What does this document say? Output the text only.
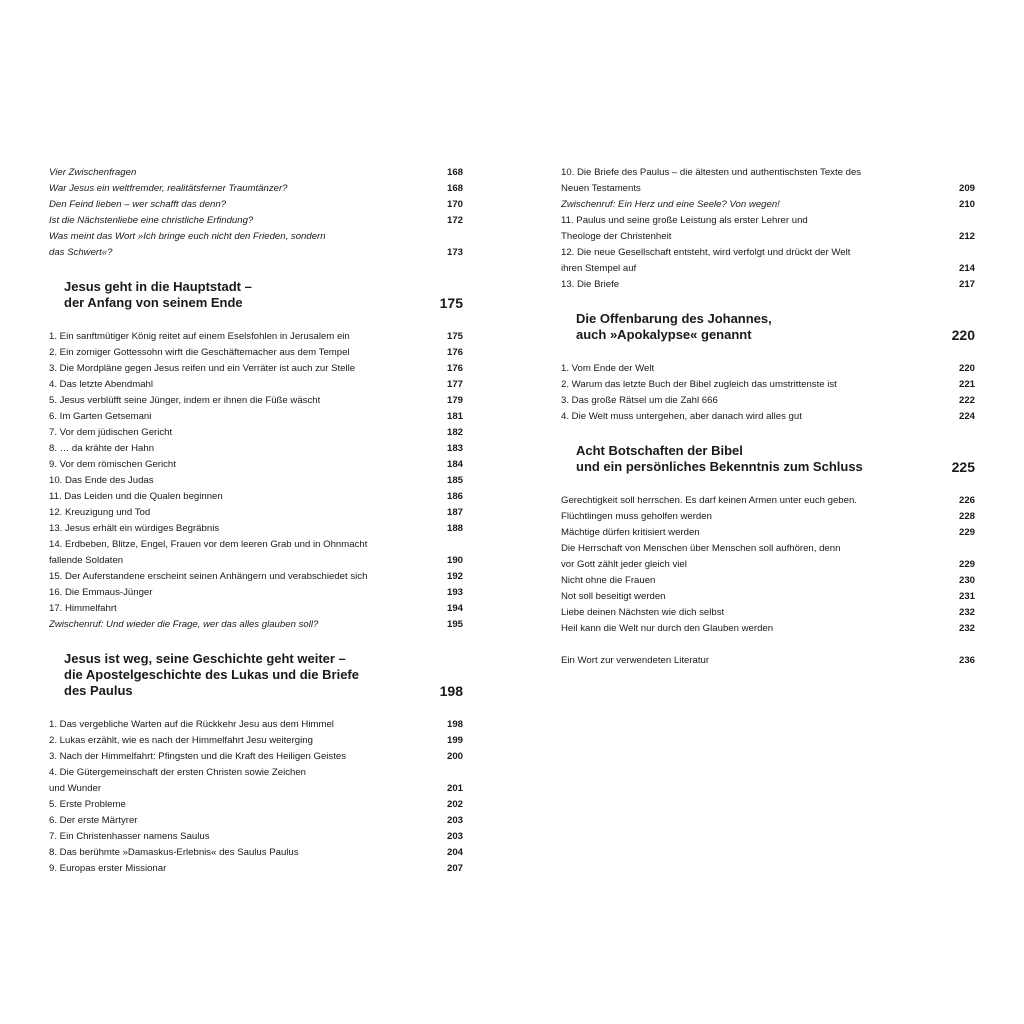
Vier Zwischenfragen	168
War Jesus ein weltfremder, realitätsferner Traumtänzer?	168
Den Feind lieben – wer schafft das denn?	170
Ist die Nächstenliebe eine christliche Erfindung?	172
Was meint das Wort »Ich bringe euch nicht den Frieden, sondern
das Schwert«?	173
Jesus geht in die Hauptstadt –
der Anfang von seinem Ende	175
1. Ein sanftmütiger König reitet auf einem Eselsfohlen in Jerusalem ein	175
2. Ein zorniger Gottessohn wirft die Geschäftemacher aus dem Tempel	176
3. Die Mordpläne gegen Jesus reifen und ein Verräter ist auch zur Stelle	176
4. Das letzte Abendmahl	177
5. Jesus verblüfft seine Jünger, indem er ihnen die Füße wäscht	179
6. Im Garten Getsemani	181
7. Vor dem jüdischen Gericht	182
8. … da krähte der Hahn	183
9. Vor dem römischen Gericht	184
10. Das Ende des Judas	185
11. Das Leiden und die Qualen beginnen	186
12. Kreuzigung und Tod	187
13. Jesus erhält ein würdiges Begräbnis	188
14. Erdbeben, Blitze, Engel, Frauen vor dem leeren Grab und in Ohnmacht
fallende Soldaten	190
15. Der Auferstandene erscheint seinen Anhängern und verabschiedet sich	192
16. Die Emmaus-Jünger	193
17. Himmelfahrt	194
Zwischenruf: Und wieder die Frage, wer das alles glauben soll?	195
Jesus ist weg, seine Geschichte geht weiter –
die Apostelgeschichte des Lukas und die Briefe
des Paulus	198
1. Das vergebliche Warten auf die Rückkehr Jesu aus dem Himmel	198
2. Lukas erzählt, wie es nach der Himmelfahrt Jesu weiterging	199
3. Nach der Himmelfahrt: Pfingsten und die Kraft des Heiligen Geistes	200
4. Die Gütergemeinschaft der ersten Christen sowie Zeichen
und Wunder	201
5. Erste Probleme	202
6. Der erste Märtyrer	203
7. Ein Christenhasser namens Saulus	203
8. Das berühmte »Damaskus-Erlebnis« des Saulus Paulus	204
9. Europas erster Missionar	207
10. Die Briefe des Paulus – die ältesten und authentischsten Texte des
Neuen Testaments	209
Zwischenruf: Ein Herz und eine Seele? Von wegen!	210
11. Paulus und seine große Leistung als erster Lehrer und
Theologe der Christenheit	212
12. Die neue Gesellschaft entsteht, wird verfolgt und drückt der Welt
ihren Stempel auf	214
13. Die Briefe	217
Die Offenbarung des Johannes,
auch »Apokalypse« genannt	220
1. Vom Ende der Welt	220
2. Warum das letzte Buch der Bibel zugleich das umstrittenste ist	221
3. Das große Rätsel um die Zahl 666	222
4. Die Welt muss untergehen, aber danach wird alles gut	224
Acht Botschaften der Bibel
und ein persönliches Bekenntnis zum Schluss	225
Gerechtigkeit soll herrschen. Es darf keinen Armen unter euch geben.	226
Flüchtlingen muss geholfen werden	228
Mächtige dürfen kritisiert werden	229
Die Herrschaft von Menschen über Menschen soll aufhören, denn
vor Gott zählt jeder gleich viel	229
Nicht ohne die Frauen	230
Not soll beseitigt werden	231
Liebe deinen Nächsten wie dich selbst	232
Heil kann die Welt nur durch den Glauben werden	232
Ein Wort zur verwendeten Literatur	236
++++++++++
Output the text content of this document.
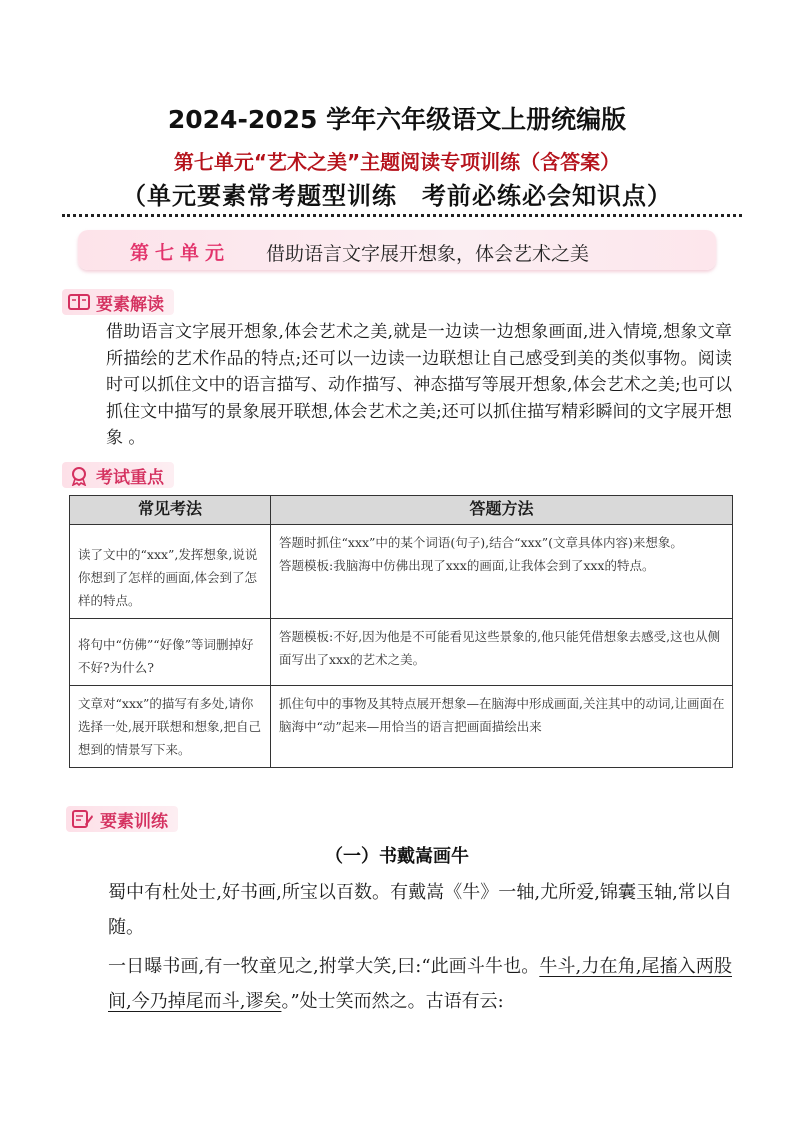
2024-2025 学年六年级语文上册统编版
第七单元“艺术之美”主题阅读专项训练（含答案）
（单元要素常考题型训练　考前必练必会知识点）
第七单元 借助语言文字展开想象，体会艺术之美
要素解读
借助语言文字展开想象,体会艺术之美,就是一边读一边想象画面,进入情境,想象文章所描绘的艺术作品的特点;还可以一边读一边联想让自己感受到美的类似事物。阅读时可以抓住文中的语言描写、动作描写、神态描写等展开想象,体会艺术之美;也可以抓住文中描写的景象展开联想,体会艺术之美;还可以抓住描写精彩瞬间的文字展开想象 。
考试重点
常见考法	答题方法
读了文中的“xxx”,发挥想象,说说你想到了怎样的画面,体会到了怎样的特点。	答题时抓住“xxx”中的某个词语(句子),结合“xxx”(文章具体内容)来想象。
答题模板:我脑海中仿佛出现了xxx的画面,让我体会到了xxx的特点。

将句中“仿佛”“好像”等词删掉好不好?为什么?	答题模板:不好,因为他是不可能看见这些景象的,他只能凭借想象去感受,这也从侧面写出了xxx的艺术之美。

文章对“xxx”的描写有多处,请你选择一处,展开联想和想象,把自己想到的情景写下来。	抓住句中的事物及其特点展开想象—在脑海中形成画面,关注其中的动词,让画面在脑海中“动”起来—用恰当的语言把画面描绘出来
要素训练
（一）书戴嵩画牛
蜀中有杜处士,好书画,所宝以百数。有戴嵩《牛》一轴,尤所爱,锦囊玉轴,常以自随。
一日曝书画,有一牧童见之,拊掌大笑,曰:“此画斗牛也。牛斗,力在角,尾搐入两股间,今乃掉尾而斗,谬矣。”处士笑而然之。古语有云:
++++++++++
Exercise:
Write only the number of lines that include "Zwischenruf".

The answer:
2